* AIM OF THE TASK
Go through the listing and return every line with "Bots" in it.

* MATERIAL SHOWN
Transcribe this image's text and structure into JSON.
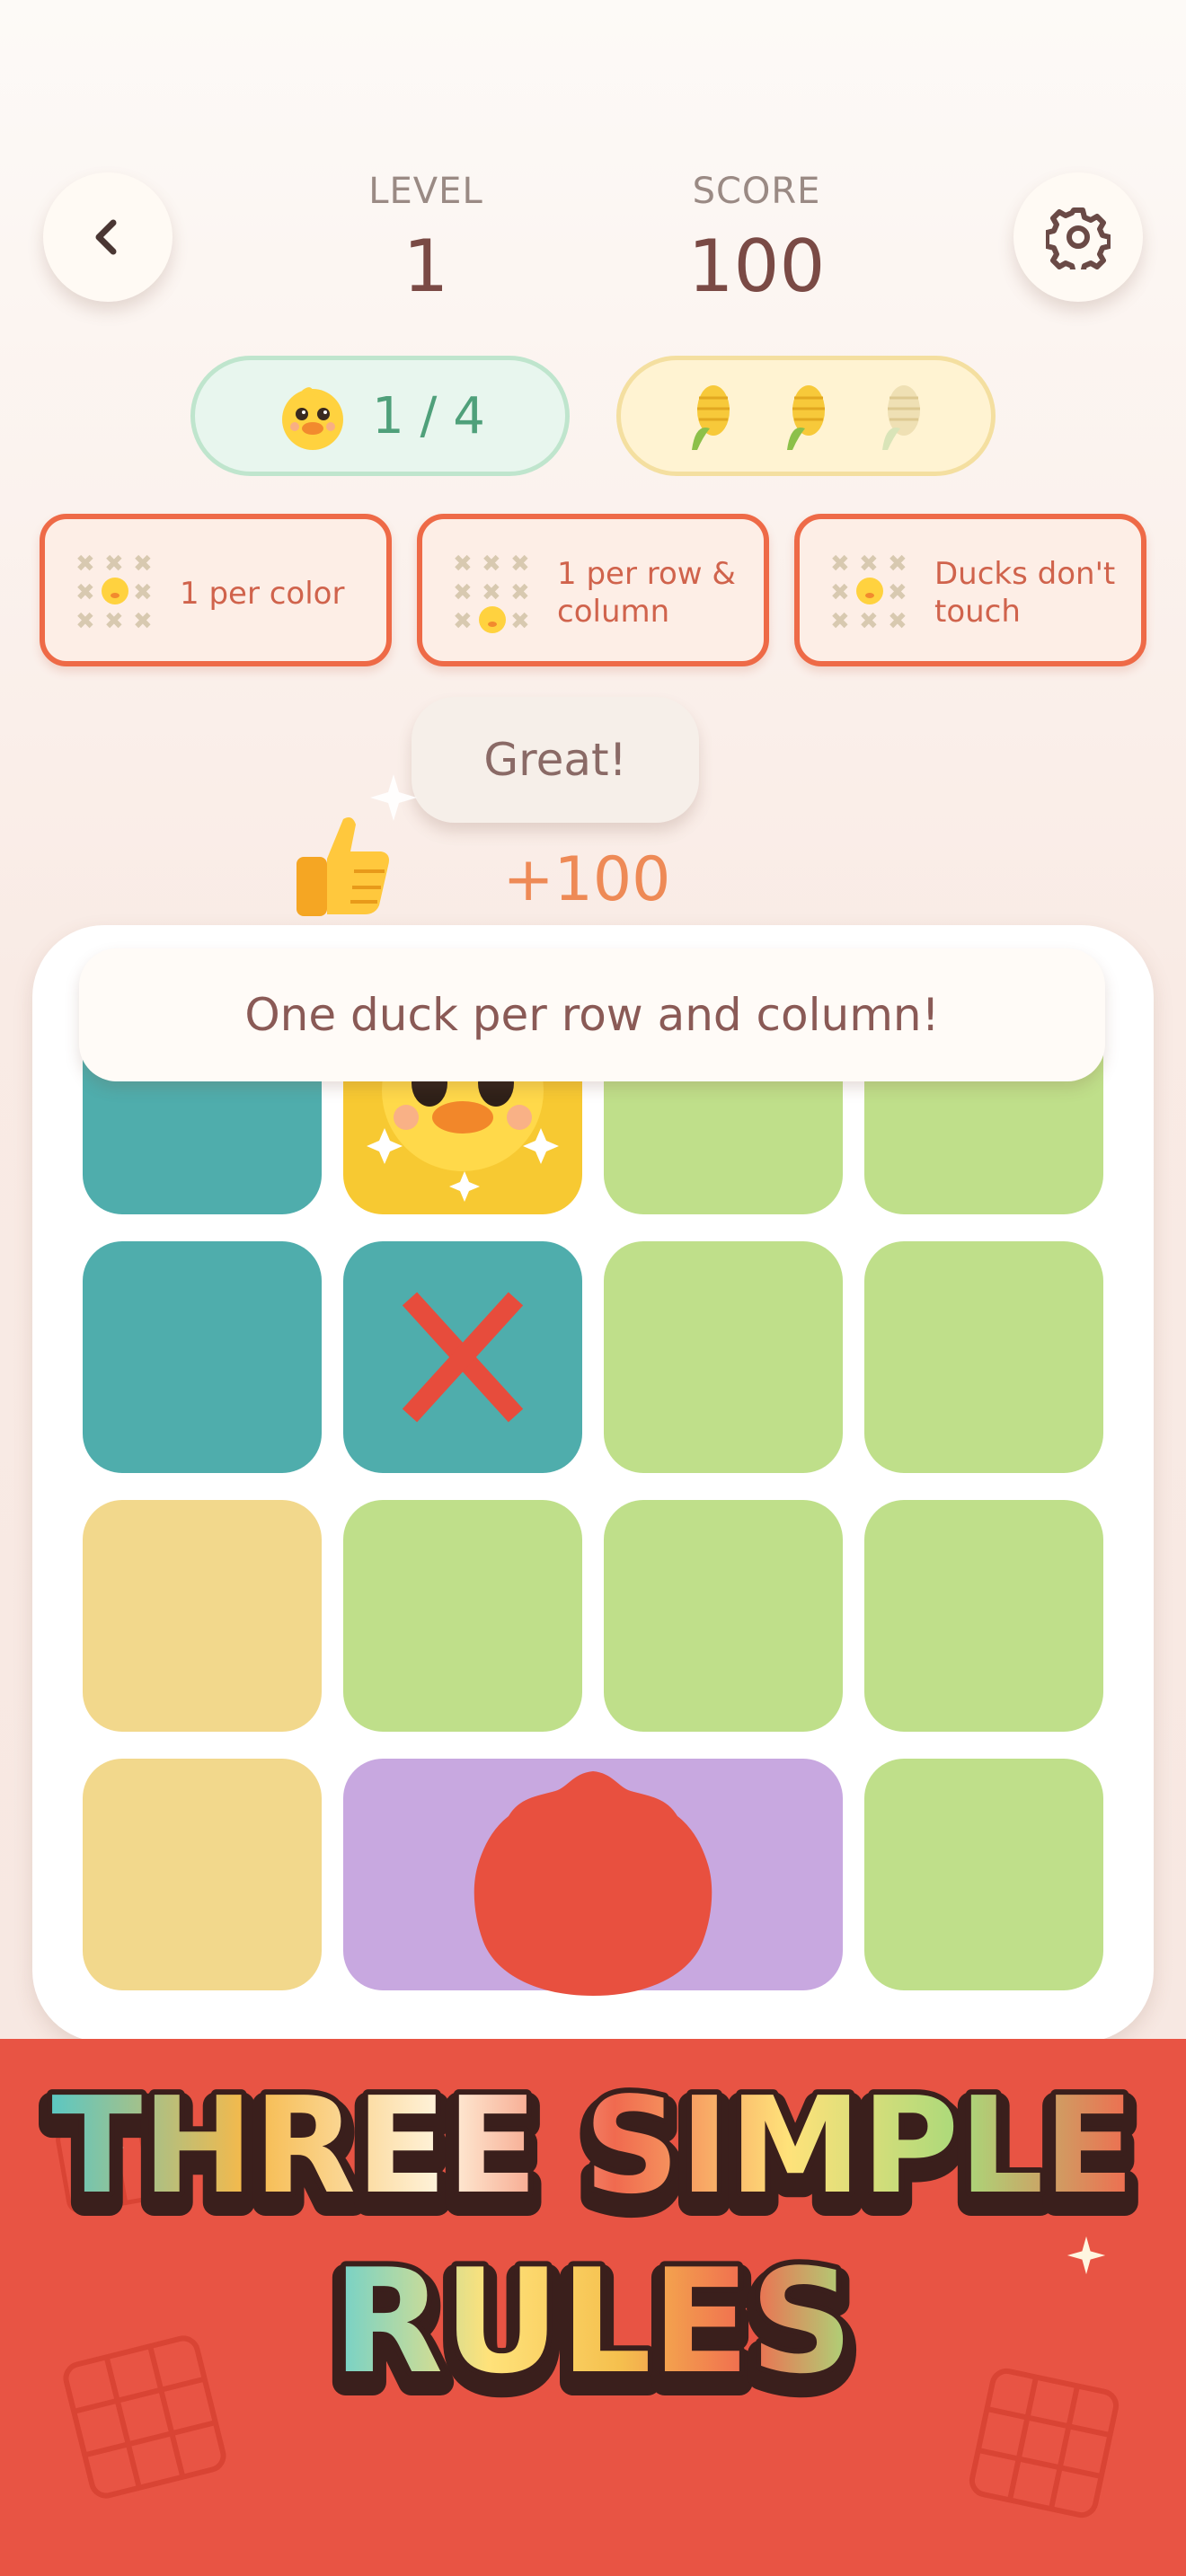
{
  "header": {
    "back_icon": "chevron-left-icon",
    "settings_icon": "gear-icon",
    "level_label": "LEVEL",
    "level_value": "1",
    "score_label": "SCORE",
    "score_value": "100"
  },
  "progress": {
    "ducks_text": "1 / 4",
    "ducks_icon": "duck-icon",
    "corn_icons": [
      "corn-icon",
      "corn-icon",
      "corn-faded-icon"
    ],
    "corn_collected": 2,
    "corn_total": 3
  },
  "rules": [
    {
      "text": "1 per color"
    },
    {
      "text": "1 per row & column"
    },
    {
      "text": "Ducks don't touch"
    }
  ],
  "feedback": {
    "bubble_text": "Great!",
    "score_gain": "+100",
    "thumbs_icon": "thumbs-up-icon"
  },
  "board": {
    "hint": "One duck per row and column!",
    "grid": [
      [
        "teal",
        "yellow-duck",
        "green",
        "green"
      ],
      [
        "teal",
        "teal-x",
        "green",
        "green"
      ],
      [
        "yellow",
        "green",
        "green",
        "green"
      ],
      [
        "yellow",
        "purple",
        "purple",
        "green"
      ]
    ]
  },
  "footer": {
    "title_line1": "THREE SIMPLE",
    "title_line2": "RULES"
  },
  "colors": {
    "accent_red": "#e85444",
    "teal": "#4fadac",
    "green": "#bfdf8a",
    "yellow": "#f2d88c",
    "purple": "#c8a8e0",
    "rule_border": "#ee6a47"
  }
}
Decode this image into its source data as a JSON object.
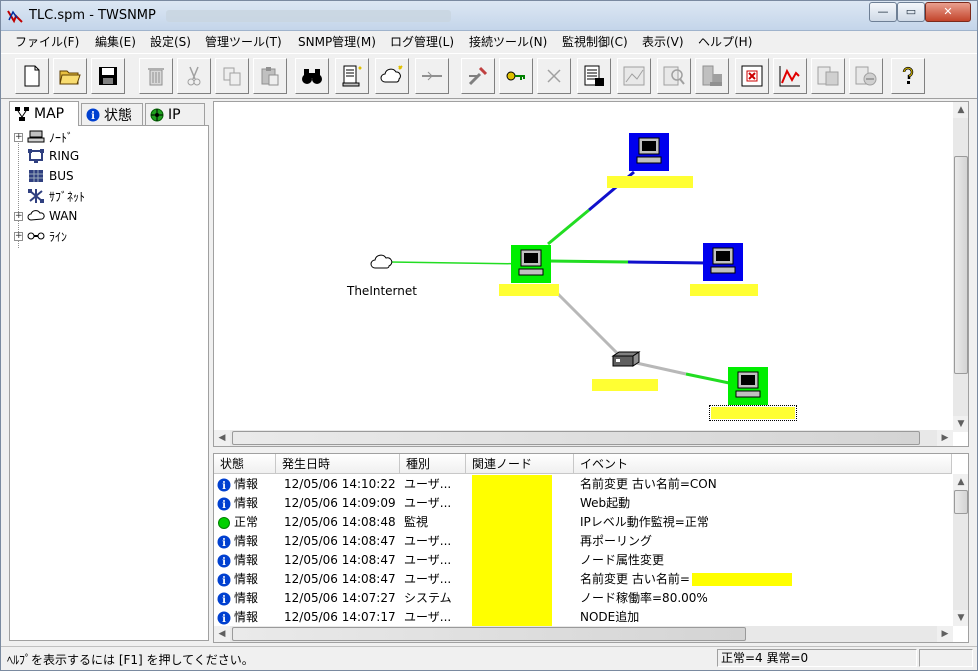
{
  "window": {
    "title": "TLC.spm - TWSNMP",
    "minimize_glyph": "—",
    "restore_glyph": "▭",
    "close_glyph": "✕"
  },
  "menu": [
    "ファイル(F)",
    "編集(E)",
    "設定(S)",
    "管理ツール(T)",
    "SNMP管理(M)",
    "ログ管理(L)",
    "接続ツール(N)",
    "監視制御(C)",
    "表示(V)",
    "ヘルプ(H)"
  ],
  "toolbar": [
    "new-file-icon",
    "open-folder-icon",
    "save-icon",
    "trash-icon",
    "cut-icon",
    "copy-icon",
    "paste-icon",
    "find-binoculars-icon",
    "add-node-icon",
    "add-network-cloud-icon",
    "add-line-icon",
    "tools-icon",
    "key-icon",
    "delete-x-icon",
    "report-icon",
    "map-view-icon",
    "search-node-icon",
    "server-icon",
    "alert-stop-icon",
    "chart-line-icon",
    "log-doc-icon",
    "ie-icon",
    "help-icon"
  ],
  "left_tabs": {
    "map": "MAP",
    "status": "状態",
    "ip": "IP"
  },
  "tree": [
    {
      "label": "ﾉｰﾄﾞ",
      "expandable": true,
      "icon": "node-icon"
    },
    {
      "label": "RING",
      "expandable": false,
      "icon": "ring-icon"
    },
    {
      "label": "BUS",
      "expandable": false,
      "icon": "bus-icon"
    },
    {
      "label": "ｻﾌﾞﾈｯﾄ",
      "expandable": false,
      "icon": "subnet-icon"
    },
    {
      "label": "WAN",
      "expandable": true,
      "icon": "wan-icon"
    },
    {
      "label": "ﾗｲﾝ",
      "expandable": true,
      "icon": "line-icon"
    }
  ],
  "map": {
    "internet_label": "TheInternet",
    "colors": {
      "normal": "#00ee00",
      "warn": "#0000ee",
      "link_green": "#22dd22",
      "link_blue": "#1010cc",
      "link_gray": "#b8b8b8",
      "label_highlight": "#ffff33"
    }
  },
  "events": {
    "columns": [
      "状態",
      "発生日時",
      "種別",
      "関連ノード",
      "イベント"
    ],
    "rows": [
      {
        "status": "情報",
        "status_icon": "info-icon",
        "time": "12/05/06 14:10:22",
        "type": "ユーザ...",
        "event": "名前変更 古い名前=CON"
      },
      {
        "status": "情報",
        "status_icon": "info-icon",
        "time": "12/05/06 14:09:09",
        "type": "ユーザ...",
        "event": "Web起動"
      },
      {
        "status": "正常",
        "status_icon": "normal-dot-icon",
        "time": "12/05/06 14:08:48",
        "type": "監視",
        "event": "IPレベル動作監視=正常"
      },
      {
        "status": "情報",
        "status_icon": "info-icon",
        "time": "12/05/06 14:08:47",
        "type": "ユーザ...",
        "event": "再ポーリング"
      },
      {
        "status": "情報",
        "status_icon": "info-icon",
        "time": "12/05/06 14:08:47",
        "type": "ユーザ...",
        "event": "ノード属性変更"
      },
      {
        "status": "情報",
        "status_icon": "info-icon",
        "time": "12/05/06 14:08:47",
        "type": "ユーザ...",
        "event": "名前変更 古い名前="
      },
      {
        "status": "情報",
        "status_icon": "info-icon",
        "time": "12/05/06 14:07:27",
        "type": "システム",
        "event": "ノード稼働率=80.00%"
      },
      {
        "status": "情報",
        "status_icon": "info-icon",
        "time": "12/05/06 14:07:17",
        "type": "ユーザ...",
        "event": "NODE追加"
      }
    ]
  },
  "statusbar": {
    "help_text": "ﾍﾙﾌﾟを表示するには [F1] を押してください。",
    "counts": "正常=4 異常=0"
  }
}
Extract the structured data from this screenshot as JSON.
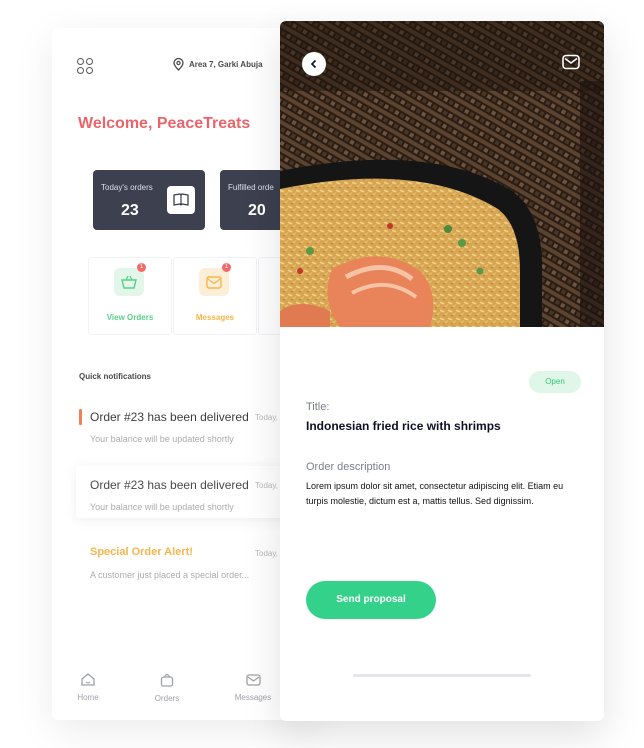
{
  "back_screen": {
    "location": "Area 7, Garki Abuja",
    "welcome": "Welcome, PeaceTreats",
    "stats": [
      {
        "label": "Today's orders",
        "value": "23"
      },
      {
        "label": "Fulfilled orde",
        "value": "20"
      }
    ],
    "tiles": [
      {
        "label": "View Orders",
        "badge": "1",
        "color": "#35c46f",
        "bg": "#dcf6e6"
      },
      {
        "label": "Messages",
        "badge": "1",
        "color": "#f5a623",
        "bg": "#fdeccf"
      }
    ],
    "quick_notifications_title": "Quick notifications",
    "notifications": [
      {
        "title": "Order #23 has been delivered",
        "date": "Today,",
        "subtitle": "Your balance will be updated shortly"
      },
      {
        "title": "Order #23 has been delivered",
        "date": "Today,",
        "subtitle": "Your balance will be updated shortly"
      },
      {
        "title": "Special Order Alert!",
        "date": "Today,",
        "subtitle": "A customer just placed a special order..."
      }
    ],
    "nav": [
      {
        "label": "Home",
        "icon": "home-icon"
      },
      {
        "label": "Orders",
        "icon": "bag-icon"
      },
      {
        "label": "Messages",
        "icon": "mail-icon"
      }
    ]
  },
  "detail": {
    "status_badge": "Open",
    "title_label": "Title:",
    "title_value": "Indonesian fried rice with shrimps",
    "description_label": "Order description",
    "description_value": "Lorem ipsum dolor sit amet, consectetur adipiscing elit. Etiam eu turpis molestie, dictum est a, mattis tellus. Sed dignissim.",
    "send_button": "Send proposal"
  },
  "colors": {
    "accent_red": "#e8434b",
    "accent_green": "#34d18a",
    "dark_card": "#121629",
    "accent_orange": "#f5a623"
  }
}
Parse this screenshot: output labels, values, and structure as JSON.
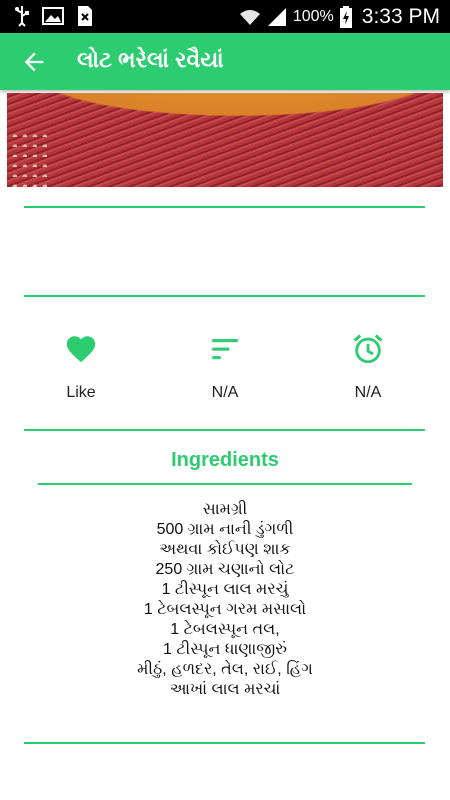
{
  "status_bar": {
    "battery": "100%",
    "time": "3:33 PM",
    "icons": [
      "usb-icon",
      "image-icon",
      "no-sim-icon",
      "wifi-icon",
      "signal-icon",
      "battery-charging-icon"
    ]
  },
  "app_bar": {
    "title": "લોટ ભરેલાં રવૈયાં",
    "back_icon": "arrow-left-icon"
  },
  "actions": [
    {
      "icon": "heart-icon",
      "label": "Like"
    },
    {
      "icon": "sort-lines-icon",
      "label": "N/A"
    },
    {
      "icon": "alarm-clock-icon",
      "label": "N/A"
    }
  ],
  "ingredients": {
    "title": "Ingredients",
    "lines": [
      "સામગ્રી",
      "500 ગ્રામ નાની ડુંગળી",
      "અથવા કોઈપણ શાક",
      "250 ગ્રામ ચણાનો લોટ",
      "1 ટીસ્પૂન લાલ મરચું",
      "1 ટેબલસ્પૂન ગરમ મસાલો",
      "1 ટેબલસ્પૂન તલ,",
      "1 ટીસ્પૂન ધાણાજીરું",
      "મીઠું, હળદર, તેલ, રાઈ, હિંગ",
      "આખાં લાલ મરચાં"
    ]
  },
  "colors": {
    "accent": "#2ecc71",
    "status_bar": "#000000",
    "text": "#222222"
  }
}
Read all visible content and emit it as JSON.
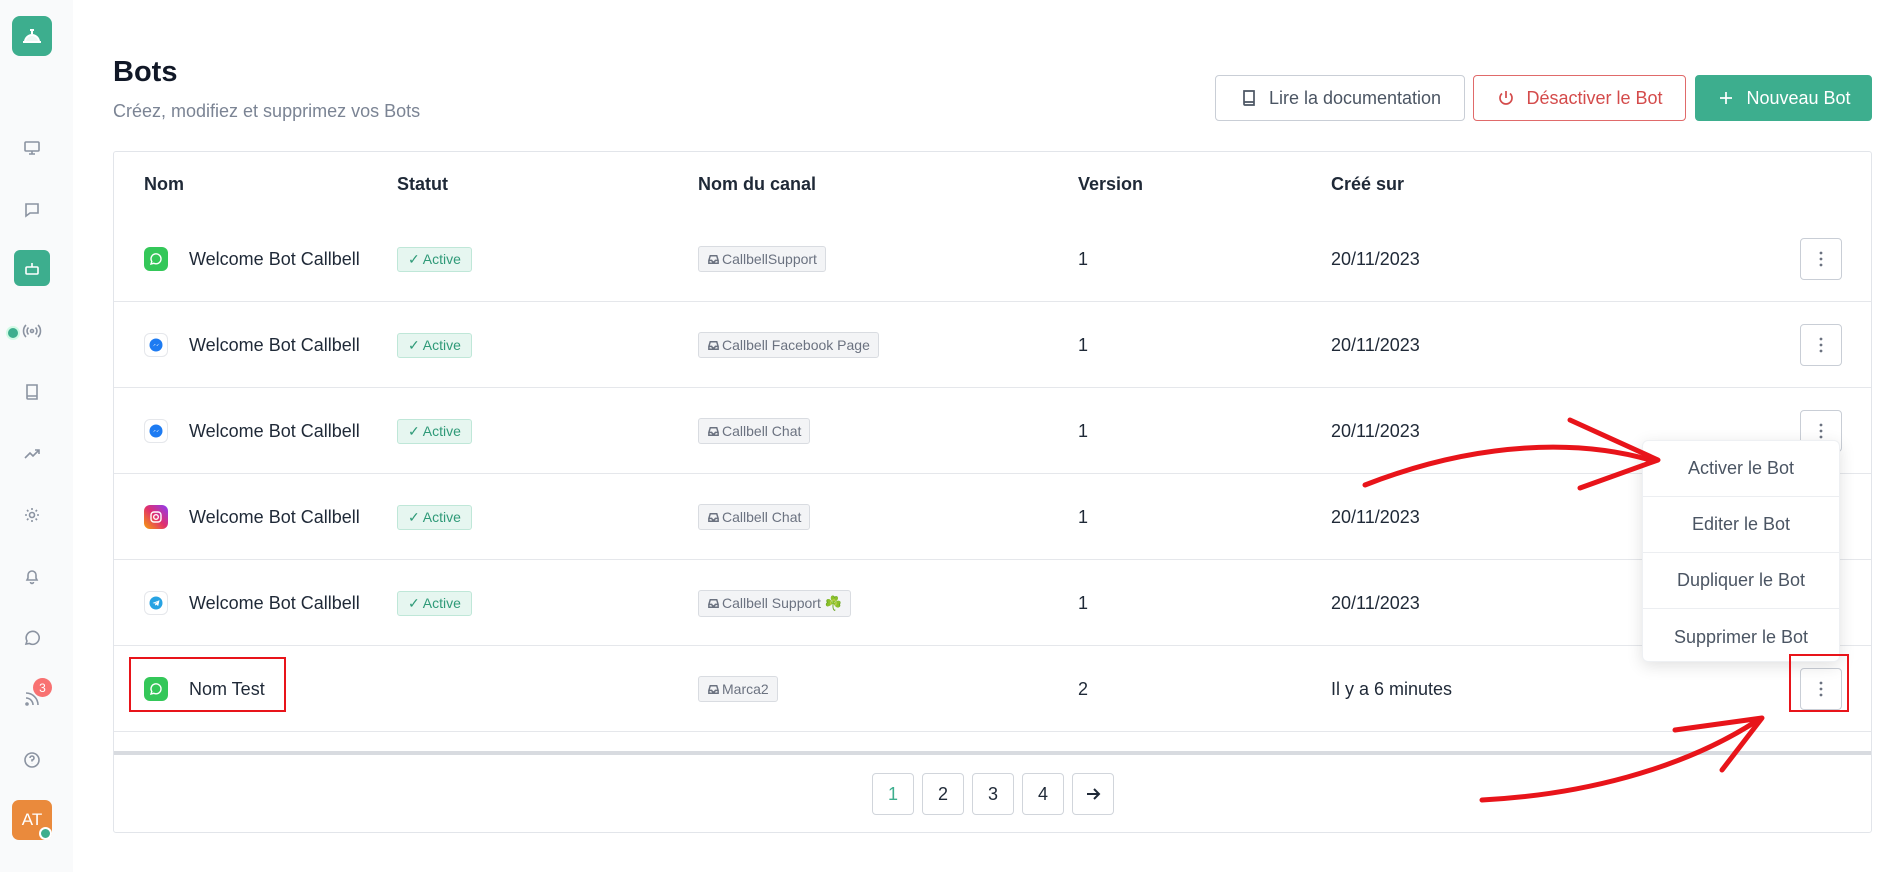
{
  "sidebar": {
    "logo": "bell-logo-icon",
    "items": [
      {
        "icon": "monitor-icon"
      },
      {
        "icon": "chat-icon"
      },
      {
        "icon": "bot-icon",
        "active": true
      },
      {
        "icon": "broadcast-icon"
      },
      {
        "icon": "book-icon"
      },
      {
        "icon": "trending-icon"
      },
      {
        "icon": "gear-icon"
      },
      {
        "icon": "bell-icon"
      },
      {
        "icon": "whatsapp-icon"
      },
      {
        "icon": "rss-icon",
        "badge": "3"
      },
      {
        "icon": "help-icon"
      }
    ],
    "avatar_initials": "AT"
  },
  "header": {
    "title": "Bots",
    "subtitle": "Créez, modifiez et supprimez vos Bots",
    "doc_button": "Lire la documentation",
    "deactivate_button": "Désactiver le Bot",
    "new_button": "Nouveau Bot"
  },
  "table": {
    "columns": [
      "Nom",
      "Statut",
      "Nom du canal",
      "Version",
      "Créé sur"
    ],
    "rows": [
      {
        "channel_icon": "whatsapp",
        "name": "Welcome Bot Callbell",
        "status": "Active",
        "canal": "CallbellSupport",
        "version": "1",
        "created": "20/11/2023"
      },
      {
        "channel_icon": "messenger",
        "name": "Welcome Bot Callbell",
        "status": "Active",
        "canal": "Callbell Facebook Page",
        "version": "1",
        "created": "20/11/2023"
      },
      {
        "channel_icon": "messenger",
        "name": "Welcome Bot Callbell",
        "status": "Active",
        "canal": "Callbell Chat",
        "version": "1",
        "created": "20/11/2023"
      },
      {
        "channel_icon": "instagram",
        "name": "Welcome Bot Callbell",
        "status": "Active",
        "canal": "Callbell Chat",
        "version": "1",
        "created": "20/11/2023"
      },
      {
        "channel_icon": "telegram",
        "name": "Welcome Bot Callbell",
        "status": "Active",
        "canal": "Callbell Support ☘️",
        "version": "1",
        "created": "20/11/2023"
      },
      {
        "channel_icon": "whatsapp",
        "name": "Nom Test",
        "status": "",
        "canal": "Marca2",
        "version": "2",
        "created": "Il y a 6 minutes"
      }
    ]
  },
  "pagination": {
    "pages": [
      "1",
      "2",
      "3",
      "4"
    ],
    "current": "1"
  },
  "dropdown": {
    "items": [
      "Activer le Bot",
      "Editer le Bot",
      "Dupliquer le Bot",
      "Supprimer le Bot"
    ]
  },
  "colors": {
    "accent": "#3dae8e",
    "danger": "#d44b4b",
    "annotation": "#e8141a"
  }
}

* WORKED SOLUTION
    "title": "Bots",
    "subtitle": "Créez, modifiez et supprimez vos Bots",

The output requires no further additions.